**What you are asked to do:** Copy each line that contains the word "JSON".

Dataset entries
▬▬▬▬▬▬▬▬▬▬

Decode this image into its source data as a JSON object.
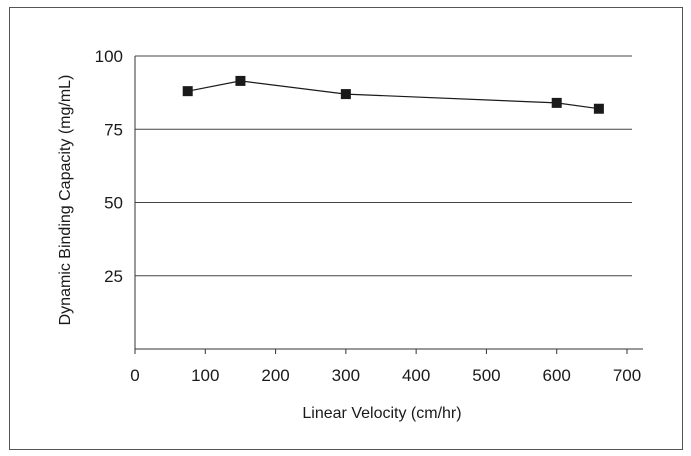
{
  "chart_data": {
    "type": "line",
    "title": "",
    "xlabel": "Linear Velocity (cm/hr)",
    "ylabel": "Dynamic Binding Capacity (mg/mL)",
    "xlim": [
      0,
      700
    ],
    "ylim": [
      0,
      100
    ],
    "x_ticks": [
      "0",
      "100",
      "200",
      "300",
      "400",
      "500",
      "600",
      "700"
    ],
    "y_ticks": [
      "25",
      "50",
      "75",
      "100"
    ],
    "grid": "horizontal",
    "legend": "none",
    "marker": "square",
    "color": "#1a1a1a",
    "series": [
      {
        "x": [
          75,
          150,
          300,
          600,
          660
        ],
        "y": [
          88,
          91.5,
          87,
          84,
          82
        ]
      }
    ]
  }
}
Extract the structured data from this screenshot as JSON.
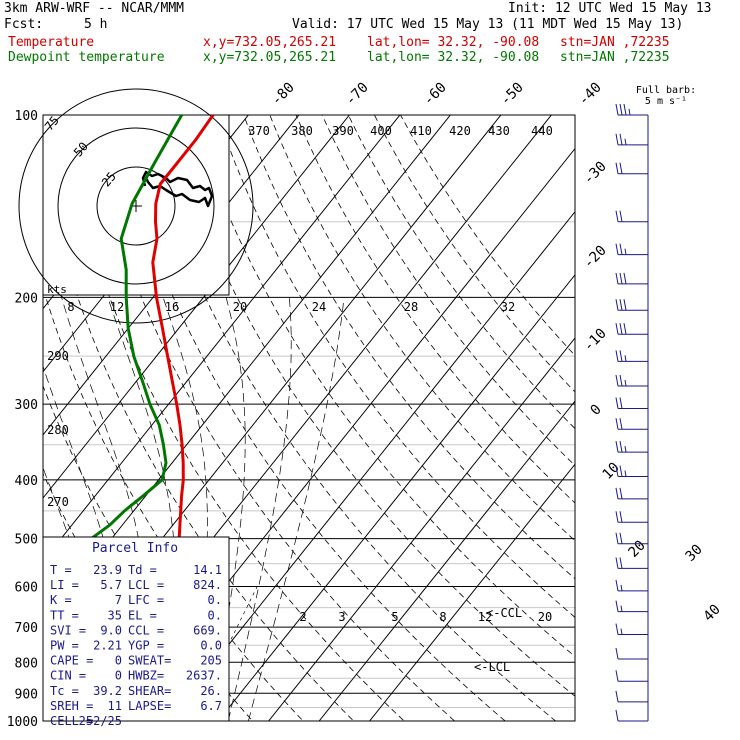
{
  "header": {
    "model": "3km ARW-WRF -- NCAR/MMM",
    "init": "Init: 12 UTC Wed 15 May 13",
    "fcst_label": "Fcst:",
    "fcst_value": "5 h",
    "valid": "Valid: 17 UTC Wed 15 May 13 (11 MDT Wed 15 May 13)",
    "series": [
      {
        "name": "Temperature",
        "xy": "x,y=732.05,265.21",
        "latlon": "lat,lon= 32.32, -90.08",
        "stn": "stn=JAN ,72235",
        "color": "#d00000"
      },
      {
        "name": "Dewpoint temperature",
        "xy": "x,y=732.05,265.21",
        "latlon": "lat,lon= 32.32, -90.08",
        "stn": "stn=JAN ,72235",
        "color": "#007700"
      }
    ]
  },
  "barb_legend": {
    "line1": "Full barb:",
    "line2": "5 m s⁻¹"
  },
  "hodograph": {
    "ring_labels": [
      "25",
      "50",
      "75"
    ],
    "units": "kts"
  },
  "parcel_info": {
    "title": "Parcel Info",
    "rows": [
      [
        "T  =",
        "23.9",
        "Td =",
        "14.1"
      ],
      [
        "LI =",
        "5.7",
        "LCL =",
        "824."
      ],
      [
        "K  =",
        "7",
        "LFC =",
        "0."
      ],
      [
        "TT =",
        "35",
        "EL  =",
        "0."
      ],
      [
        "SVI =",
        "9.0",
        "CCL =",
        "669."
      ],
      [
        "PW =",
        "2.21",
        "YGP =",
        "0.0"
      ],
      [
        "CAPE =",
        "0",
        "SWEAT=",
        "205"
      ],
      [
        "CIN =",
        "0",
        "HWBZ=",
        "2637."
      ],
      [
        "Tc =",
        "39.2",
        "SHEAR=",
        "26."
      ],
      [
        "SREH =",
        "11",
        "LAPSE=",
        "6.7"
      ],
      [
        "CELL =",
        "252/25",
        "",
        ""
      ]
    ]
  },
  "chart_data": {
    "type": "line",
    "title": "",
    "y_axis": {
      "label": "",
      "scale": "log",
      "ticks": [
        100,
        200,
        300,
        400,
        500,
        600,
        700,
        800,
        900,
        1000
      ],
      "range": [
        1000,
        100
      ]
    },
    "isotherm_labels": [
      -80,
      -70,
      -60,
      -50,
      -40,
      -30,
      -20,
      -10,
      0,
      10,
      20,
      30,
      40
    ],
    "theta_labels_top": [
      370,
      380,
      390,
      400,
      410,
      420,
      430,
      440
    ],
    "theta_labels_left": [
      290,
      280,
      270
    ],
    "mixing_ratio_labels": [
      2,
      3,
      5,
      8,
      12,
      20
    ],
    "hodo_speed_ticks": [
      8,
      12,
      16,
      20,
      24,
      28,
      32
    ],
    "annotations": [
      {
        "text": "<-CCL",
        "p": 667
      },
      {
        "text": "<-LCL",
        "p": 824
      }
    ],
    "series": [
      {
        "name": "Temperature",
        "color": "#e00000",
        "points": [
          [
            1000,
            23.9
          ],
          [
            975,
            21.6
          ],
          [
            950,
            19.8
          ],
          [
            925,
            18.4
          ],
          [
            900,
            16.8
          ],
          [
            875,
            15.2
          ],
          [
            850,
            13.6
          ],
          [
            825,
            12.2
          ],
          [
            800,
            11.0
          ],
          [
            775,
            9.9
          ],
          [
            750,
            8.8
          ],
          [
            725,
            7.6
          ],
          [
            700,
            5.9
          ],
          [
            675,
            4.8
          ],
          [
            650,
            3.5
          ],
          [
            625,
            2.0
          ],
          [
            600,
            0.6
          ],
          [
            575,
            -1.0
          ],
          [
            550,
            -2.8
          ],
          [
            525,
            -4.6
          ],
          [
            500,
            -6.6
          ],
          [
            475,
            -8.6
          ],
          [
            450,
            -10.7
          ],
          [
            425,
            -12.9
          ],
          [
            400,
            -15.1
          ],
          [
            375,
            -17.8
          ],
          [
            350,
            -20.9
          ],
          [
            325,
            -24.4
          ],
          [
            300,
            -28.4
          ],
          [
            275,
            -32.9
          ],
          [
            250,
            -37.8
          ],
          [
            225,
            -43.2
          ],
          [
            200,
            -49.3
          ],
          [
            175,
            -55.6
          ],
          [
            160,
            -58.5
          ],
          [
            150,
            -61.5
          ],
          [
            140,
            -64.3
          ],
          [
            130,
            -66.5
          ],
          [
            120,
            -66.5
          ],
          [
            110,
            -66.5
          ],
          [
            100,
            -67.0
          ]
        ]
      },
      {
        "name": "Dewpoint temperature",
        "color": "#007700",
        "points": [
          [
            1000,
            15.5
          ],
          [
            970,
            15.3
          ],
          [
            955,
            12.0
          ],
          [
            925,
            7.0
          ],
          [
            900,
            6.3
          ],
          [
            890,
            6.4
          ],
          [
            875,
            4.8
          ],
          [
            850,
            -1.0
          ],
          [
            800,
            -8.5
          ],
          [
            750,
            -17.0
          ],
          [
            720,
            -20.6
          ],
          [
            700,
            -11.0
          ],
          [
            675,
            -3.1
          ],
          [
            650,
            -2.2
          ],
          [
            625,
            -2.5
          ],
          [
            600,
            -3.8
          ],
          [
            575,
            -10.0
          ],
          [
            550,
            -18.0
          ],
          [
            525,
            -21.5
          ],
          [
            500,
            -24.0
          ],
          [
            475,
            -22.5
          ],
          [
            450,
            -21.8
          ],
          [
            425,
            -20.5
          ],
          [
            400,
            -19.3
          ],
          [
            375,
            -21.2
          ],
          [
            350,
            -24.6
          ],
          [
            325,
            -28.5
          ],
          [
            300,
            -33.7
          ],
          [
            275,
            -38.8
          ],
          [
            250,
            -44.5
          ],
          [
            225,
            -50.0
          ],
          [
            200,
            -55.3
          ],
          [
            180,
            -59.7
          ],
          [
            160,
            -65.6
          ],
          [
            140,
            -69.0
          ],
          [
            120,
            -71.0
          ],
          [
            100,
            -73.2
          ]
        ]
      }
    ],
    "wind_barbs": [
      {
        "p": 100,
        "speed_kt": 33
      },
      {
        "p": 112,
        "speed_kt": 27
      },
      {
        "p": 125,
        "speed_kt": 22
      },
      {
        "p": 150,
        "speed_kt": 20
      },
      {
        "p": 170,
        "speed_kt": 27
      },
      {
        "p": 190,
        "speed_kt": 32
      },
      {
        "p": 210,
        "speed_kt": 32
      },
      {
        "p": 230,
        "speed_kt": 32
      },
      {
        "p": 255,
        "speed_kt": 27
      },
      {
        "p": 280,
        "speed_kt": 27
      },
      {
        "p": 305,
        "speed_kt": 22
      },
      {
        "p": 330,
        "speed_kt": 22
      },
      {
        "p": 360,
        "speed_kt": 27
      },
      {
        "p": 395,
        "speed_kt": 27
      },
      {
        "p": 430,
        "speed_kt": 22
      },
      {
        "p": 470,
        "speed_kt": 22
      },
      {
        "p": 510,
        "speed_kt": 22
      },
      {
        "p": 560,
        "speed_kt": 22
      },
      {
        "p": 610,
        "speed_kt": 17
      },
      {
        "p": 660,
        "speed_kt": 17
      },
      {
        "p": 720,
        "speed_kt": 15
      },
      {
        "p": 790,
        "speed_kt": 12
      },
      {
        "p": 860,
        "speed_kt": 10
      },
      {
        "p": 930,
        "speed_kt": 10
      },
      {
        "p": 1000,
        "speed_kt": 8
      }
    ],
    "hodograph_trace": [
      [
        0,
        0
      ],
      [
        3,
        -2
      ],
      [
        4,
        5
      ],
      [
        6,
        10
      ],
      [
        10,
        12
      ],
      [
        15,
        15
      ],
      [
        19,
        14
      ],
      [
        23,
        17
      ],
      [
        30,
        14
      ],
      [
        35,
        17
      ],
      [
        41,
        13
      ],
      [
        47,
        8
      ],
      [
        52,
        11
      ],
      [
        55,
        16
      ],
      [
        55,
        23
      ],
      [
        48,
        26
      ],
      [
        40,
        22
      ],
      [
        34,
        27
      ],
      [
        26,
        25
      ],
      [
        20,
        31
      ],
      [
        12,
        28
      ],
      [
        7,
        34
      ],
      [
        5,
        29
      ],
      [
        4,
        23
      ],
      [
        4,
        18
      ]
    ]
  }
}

▬▬▬▬▬▬▬▬▬▬

**Exercise answer:**
Decode this image into its source data as a JSON object.
Extract the structured data from this screenshot as JSON.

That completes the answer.